-- START --

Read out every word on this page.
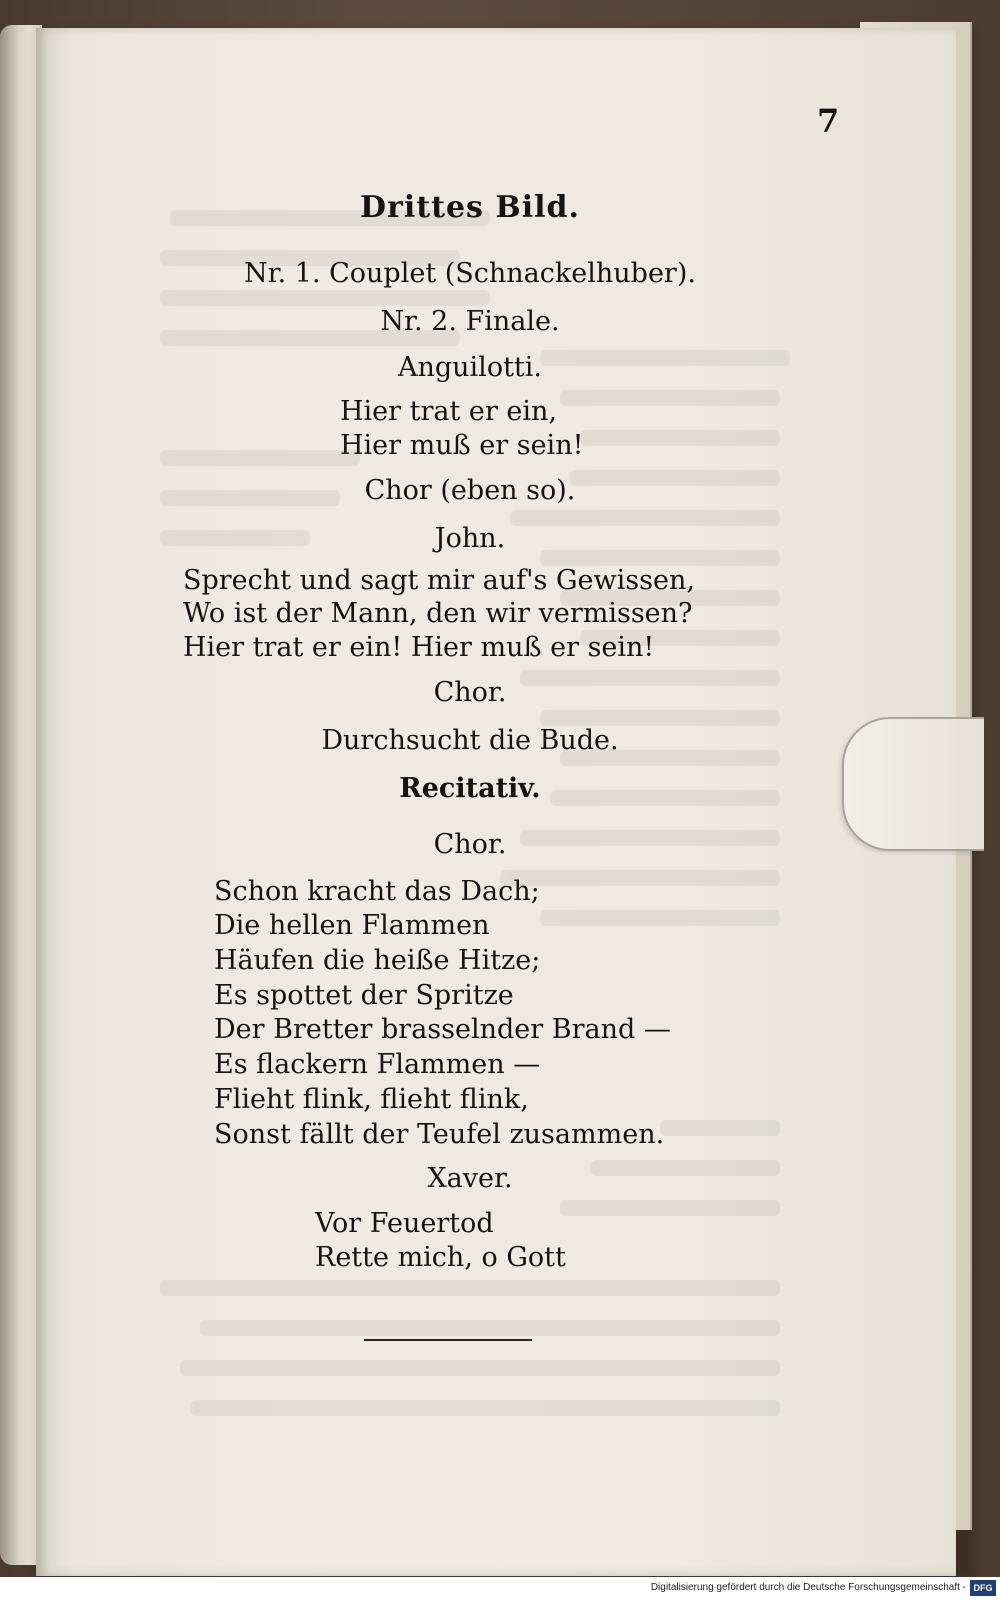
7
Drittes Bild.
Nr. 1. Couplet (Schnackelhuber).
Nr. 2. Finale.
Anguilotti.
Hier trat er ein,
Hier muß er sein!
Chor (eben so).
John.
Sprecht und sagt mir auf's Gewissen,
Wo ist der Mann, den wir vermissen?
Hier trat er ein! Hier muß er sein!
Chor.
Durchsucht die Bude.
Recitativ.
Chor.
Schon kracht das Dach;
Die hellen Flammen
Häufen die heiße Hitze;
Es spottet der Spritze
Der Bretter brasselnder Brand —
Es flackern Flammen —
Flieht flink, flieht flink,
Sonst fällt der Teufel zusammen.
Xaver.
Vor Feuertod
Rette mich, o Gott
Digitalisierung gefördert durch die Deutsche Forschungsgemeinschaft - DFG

-- END --

# WHAT IS BEING ASKED
Pick out all lines containing the string "sein".

# OUTPUT FOR THIS TASK
Hier muß er sein!
Hier trat er ein! Hier muß er sein!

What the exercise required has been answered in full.